Every line from the one containing "Give me the" through the end of the listing below goes in the output, exactly and without pictures.

** START Material supplied **

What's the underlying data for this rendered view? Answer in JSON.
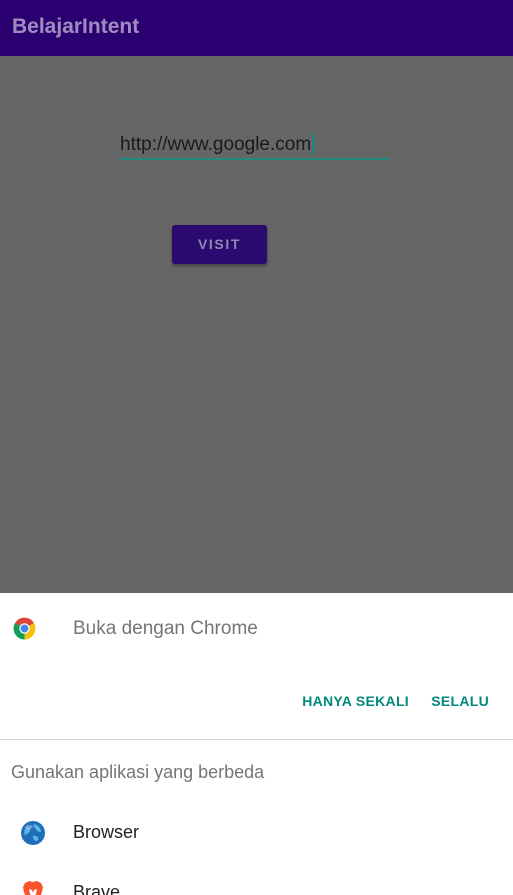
{
  "appbar": {
    "title": "BelajarIntent"
  },
  "form": {
    "url_value": "http://www.google.com",
    "visit_label": "VISIT"
  },
  "chooser": {
    "open_with": "Buka dengan Chrome",
    "just_once": "HANYA SEKALI",
    "always": "SELALU",
    "use_other": "Gunakan aplikasi yang berbeda",
    "apps": [
      {
        "name": "Browser",
        "icon": "globe-icon"
      },
      {
        "name": "Brave",
        "icon": "brave-lion-icon"
      }
    ]
  },
  "colors": {
    "appbar": "#2b0070",
    "accent": "#00897b",
    "button": "#2a0a6e",
    "scrim": "#666666"
  }
}
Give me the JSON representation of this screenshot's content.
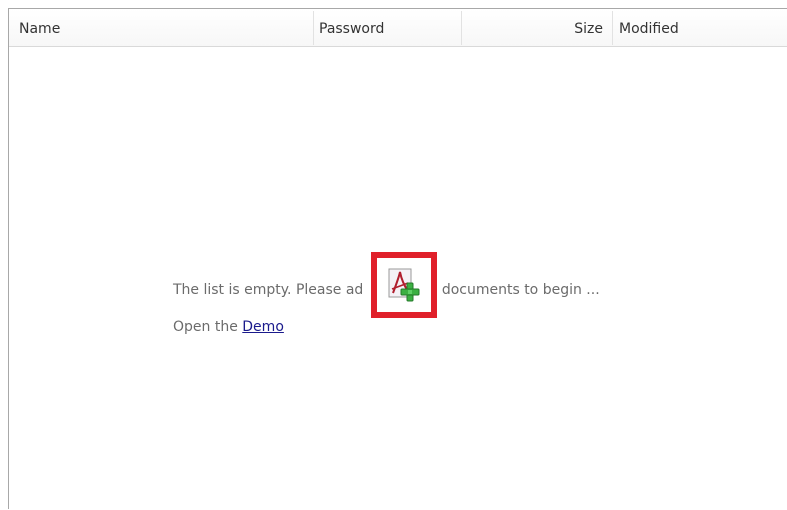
{
  "columns": {
    "name": "Name",
    "password": "Password",
    "size": "Size",
    "modified": "Modified"
  },
  "empty_state": {
    "message_before": "The list is empty. Please ad",
    "message_after": "F documents to begin ...",
    "open_prefix": "Open the ",
    "demo_link": "Demo"
  },
  "icons": {
    "add_pdf": "add-pdf-icon"
  },
  "colors": {
    "highlight_border": "#e0202a",
    "link": "#1a1a8c",
    "plus_green": "#3cb043"
  }
}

** END Material supplied **

▶ **Solution for this exercise**:
Give me the JSON representation of this screenshot's content.
{
  "columns": {
    "name": "Name",
    "password": "Password",
    "size": "Size",
    "modified": "Modified"
  },
  "empty_state": {
    "message_before": "The list is empty. Please ad",
    "message_after": "F documents to begin ...",
    "open_prefix": "Open the ",
    "demo_link": "Demo"
  },
  "icons": {
    "add_pdf": "add-pdf-icon"
  },
  "colors": {
    "highlight_border": "#e0202a",
    "link": "#1a1a8c",
    "plus_green": "#3cb043"
  }
}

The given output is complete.